# Start of Exercise data
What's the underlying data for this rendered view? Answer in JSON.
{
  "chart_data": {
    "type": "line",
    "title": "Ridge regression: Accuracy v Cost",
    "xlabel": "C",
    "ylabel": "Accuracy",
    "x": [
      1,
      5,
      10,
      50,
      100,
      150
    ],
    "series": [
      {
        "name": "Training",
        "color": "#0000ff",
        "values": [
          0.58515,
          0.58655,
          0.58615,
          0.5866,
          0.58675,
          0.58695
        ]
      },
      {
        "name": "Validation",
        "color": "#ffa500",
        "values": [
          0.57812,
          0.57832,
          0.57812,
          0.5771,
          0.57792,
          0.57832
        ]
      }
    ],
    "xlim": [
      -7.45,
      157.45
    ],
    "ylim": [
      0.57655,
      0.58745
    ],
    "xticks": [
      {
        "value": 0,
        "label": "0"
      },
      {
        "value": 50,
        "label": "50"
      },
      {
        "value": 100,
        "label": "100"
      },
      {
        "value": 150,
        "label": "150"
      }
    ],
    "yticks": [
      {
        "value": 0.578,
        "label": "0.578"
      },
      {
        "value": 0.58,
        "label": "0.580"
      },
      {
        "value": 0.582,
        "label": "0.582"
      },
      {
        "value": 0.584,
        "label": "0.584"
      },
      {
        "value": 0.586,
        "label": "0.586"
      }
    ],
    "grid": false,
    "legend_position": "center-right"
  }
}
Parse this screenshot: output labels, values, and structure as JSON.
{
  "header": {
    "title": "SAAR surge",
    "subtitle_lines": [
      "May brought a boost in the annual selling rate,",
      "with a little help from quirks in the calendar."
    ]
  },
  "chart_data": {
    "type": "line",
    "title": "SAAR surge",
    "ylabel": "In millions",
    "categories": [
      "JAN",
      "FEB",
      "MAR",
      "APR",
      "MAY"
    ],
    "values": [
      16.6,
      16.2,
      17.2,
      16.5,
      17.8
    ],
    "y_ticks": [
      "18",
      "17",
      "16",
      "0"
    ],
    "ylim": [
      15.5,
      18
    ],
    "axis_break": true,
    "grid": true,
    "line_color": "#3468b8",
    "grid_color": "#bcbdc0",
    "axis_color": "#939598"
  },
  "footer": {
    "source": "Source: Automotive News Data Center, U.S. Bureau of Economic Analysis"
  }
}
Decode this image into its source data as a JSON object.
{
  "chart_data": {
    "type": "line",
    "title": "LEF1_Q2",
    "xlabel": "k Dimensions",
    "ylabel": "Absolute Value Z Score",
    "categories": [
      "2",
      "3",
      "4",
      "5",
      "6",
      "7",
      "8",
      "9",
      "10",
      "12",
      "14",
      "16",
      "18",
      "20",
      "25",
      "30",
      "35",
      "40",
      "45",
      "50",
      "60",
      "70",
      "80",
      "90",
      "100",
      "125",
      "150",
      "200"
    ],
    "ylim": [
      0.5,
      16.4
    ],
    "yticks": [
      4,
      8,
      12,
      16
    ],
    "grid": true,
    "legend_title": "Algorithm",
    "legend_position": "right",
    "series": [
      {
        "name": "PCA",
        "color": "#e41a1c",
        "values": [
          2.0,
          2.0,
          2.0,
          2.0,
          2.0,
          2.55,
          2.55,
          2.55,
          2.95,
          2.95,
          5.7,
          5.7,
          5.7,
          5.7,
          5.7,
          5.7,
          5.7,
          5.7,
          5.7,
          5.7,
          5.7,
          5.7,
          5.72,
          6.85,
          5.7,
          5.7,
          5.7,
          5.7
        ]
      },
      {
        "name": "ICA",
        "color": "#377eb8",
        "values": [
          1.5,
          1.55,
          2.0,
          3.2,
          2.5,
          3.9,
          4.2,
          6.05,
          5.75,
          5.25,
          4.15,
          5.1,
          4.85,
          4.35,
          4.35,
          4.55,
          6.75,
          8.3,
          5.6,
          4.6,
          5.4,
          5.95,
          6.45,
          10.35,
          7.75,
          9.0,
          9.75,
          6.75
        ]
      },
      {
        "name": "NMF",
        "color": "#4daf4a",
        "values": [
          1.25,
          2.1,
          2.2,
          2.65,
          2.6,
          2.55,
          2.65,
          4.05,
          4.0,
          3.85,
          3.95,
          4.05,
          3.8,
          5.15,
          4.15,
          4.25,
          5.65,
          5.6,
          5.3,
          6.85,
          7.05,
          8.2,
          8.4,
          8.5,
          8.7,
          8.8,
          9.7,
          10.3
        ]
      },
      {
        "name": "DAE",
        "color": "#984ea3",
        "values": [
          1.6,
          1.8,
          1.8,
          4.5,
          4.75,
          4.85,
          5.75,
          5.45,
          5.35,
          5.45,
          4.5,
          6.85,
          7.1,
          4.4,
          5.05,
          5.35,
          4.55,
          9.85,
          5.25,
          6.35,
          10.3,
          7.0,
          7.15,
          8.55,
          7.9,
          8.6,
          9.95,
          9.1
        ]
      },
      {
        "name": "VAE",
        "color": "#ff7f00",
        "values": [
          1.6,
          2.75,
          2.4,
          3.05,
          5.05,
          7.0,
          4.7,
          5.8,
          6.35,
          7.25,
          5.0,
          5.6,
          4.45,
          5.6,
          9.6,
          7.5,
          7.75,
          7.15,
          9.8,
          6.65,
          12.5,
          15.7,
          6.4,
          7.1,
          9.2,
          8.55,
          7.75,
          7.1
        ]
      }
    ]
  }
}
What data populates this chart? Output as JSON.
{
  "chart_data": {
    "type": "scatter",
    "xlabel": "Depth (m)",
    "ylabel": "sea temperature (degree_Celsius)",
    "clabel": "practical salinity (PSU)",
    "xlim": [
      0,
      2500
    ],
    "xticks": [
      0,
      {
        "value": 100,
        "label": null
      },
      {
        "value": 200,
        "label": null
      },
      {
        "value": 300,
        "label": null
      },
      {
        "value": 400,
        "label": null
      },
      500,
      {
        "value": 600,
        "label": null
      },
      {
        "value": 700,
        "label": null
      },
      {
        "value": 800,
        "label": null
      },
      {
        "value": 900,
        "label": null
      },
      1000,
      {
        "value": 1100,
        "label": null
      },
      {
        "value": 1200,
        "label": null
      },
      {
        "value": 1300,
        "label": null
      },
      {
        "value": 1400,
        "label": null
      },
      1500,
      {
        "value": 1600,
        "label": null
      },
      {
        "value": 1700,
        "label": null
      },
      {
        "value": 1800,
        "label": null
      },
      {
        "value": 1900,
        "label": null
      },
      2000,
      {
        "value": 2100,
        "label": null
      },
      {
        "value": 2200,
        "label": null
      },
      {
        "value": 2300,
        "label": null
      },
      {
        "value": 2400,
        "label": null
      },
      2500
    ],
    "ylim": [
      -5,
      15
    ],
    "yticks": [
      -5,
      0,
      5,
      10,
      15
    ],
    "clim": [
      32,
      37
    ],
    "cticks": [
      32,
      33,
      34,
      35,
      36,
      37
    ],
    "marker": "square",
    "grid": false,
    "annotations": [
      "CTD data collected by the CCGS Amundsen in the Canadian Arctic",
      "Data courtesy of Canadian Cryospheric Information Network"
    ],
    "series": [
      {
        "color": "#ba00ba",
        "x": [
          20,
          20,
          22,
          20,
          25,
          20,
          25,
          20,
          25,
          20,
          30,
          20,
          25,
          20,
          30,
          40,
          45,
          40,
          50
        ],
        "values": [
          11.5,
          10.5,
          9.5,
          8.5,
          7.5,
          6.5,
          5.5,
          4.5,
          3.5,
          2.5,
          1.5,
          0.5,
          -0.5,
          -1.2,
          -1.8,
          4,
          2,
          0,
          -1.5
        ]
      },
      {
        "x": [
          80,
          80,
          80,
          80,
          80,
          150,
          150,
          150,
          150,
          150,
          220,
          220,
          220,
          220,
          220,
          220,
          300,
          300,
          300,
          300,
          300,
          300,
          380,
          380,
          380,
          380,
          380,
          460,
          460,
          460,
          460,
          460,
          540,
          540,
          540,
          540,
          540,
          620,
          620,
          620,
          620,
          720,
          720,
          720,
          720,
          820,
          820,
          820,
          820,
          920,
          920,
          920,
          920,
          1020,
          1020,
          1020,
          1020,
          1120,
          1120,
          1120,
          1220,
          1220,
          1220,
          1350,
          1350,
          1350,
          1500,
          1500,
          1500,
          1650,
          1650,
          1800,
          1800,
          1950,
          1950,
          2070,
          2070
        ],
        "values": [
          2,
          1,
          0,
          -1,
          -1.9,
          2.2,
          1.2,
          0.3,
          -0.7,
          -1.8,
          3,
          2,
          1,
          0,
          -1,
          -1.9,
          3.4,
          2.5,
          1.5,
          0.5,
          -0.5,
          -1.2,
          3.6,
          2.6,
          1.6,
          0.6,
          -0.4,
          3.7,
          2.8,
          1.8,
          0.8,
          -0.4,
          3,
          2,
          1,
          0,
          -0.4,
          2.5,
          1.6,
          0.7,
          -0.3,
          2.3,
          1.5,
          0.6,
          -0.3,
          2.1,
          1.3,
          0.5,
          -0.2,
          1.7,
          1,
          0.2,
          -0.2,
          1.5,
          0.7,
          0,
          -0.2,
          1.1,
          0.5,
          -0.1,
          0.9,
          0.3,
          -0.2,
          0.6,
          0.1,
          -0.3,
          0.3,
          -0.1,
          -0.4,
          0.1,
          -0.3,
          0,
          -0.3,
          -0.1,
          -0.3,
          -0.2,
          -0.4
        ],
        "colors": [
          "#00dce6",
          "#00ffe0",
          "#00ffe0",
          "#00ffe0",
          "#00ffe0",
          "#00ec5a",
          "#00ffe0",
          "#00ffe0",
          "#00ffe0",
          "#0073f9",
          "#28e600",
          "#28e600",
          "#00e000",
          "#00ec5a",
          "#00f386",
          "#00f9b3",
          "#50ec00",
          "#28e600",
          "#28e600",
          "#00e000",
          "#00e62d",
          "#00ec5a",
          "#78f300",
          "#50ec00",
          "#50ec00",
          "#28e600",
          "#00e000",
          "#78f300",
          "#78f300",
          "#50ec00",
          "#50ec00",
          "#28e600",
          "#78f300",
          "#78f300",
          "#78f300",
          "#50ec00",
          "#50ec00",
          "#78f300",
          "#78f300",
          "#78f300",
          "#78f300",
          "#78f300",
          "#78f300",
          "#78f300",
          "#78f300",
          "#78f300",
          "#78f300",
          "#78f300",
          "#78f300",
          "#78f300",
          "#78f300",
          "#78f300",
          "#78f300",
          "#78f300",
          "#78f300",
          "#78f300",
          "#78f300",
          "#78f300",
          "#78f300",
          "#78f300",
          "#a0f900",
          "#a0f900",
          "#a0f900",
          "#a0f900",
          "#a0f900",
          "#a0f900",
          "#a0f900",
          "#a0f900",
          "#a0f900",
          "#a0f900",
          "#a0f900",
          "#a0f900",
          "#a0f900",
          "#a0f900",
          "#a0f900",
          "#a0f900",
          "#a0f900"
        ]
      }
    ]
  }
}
# End of Exercise data
Which lines of the data above contain "What"? Copy each one.

» Exercise solution
What's the underlying data for this rendered view? Answer in JSON.
What data populates this chart? Output as JSON.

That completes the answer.